Record excerpts>
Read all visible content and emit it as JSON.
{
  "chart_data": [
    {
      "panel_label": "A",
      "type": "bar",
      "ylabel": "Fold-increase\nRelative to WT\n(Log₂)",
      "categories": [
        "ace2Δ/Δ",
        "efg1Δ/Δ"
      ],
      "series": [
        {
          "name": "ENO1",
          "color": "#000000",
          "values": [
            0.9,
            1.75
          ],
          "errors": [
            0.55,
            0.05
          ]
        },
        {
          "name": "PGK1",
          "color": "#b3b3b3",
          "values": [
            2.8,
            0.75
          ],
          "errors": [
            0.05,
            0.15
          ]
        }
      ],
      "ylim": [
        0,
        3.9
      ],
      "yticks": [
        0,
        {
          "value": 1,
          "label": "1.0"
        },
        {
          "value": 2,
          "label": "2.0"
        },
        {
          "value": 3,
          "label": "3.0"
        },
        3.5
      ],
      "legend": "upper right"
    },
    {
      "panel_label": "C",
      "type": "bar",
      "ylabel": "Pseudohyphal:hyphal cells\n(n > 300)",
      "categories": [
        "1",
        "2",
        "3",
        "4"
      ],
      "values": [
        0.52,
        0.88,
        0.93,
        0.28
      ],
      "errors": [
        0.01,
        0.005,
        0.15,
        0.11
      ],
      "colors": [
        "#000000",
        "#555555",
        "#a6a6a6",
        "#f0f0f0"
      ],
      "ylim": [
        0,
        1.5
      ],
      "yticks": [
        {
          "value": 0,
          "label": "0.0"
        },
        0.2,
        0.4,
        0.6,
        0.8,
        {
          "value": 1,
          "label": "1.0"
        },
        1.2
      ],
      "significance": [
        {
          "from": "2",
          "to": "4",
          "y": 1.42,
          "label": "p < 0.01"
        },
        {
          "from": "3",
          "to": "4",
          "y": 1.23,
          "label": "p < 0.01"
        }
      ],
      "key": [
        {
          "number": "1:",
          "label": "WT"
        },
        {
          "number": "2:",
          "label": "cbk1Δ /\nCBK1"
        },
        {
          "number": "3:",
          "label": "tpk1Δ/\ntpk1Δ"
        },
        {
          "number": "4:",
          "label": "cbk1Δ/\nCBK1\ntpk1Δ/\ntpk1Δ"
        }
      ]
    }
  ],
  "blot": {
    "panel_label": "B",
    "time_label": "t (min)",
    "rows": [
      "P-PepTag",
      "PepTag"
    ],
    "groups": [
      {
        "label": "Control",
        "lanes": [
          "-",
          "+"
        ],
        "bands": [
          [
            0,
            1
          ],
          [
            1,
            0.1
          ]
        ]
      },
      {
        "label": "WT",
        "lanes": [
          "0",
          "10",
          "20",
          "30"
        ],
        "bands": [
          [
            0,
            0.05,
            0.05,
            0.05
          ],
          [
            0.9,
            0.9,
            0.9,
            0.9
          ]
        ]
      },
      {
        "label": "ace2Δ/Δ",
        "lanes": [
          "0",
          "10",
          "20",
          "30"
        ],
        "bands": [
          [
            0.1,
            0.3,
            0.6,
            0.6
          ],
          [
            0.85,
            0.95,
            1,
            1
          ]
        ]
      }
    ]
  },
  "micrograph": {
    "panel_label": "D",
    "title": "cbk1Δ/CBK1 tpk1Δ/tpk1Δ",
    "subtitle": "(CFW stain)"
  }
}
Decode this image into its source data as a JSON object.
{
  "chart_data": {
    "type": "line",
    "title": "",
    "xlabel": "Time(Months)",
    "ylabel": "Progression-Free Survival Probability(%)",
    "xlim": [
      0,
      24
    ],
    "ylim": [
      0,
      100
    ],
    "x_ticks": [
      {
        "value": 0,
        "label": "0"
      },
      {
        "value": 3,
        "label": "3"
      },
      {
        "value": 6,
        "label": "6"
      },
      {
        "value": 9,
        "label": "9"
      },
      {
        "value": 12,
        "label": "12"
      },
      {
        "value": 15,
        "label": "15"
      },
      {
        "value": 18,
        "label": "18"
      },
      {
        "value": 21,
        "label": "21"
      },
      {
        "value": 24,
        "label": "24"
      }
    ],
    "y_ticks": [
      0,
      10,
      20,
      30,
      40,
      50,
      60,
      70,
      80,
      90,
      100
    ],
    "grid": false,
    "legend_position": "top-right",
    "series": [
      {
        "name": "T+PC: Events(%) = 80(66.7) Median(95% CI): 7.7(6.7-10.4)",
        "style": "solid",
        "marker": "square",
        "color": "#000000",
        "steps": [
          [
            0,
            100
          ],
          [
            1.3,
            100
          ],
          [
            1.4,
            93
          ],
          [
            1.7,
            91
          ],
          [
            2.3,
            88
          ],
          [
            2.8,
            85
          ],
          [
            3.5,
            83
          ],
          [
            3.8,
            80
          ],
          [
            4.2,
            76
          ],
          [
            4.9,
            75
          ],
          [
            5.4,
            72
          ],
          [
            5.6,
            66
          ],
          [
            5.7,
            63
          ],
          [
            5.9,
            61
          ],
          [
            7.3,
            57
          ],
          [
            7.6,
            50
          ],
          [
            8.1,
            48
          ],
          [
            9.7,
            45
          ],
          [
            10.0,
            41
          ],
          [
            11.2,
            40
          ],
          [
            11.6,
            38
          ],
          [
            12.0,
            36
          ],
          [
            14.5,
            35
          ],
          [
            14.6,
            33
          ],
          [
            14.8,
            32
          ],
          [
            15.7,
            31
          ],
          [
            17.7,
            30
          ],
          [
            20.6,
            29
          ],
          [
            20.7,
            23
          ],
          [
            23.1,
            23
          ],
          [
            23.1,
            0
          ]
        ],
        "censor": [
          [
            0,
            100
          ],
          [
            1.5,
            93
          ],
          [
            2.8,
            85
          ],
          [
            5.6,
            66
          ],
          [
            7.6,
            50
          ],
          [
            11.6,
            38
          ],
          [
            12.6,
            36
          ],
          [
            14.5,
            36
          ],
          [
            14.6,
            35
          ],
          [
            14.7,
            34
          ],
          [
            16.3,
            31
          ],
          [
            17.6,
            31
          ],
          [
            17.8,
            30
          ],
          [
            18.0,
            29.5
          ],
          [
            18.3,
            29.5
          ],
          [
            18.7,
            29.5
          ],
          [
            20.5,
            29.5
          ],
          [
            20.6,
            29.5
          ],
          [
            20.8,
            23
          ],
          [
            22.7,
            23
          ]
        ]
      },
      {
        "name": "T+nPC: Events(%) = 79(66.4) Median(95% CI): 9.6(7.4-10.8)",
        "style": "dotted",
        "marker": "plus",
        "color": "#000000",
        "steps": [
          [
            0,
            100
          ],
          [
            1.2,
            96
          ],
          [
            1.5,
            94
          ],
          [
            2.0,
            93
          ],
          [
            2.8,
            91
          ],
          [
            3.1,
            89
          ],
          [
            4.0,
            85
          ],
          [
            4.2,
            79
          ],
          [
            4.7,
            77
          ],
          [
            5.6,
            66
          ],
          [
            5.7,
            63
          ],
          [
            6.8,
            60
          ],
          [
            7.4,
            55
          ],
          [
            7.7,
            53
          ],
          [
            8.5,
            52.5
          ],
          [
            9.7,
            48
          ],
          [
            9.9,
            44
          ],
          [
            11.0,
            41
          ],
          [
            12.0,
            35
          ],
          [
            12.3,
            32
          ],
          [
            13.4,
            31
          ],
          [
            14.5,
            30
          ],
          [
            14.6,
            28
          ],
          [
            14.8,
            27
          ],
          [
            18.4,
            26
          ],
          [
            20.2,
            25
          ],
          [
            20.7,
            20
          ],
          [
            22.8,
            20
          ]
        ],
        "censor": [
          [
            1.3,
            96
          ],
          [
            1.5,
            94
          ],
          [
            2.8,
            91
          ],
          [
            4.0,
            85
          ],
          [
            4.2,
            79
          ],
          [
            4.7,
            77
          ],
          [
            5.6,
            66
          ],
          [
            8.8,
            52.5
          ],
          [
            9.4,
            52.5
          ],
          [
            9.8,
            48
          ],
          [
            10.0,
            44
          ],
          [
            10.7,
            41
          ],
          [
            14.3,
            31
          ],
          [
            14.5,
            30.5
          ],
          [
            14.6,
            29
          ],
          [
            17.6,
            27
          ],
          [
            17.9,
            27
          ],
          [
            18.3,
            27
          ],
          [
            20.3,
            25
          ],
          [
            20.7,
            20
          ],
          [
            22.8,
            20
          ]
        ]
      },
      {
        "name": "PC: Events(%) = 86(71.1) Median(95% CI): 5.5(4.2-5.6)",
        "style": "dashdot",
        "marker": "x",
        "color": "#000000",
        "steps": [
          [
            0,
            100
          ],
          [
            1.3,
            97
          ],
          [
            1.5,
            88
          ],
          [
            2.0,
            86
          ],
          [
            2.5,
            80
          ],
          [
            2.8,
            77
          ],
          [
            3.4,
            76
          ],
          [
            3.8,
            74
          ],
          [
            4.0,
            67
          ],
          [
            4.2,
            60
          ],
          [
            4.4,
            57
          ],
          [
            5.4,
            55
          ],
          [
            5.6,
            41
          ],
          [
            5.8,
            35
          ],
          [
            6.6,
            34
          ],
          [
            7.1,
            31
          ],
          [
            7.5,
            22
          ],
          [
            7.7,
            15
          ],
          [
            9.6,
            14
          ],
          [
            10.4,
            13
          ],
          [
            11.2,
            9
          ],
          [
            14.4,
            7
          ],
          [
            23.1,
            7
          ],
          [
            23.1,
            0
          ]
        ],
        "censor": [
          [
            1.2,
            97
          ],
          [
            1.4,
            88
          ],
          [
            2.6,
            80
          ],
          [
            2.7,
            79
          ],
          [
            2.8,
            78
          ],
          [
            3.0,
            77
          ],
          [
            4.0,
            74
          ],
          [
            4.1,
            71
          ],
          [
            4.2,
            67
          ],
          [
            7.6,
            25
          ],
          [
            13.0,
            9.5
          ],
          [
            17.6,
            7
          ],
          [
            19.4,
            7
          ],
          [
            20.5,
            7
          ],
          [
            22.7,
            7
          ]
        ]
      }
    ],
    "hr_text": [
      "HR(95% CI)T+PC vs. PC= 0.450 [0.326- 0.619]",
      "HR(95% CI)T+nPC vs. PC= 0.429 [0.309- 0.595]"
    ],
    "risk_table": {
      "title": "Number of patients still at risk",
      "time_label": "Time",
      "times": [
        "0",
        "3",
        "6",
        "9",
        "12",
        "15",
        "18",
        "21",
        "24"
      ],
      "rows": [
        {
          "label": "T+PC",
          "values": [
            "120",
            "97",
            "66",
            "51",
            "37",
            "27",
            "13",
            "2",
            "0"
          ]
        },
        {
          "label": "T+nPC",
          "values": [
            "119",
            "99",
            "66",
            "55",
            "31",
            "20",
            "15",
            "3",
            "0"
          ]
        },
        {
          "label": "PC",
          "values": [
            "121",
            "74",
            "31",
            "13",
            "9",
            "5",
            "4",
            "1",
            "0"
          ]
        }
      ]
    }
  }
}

How to complete this task> All lines in the records that contain "right" are to be copied and returned.

Response to this task>
      "legend": "upper right"
    "legend_position": "top-right",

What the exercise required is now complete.